• **RECORDS TO PROCESS**
■ ■ ■ ■ ■ ■ ■
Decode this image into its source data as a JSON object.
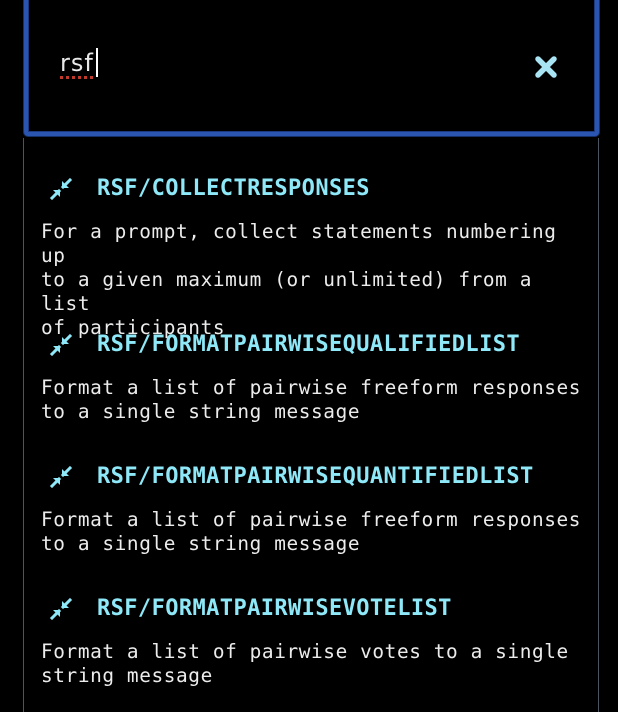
{
  "search": {
    "value": "rsf",
    "clear_icon": "close-icon",
    "spellcheck_error": true
  },
  "colors": {
    "focus_border": "#2a55b0",
    "title": "#8ee8f8",
    "text": "#ececec",
    "background": "#000000",
    "panel_border": "#4a5560"
  },
  "results": [
    {
      "icon": "compress-arrows-icon",
      "title": "RSF/COLLECTRESPONSES",
      "description": "For a prompt, collect statements numbering up\nto a given maximum (or unlimited) from a list\nof participants"
    },
    {
      "icon": "compress-arrows-icon",
      "title": "RSF/FORMATPAIRWISEQUALIFIEDLIST",
      "description": "Format a list of pairwise freeform responses\nto a single string message"
    },
    {
      "icon": "compress-arrows-icon",
      "title": "RSF/FORMATPAIRWISEQUANTIFIEDLIST",
      "description": "Format a list of pairwise freeform responses\nto a single string message"
    },
    {
      "icon": "compress-arrows-icon",
      "title": "RSF/FORMATPAIRWISEVOTELIST",
      "description": "Format a list of pairwise votes to a single\nstring message"
    }
  ]
}
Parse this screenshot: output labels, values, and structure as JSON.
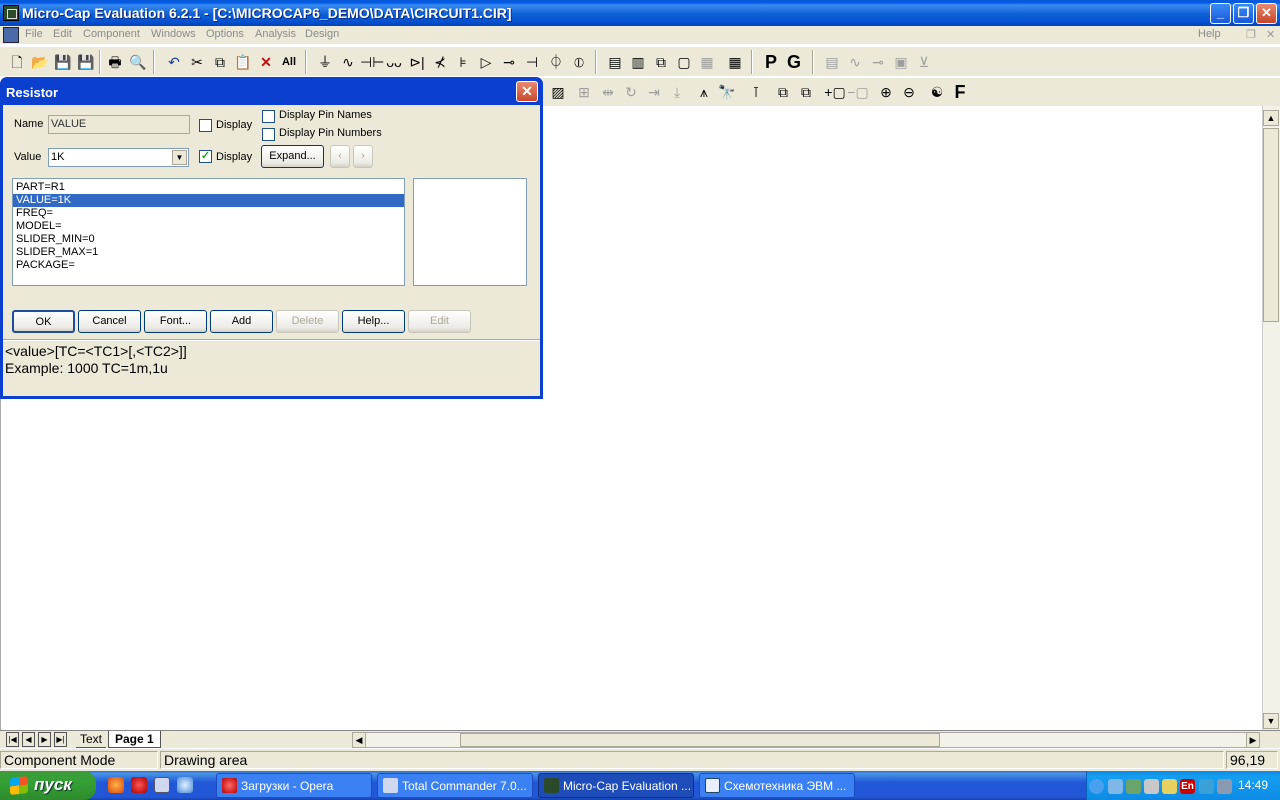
■ ■ ■ ■ ■ ■ ■
• **WRITTEN INSTRUCTION**
Copy the records above exactly. The pictures are not part of the copy.

• **THE RESULT**
Decode this image into its source data as a JSON object.
{
  "search": {
    "value": "rsf",
    "clear_icon": "close-icon",
    "spellcheck_error": true
  },
  "colors": {
    "focus_border": "#2a55b0",
    "title": "#8ee8f8",
    "text": "#ececec",
    "background": "#000000",
    "panel_border": "#4a5560"
  },
  "results": [
    {
      "icon": "compress-arrows-icon",
      "title": "RSF/COLLECTRESPONSES",
      "description": "For a prompt, collect statements numbering up\nto a given maximum (or unlimited) from a list\nof participants"
    },
    {
      "icon": "compress-arrows-icon",
      "title": "RSF/FORMATPAIRWISEQUALIFIEDLIST",
      "description": "Format a list of pairwise freeform responses\nto a single string message"
    },
    {
      "icon": "compress-arrows-icon",
      "title": "RSF/FORMATPAIRWISEQUANTIFIEDLIST",
      "description": "Format a list of pairwise freeform responses\nto a single string message"
    },
    {
      "icon": "compress-arrows-icon",
      "title": "RSF/FORMATPAIRWISEVOTELIST",
      "description": "Format a list of pairwise votes to a single\nstring message"
    }
  ]
}
Parse this screenshot: output labels, values, and structure as JSON.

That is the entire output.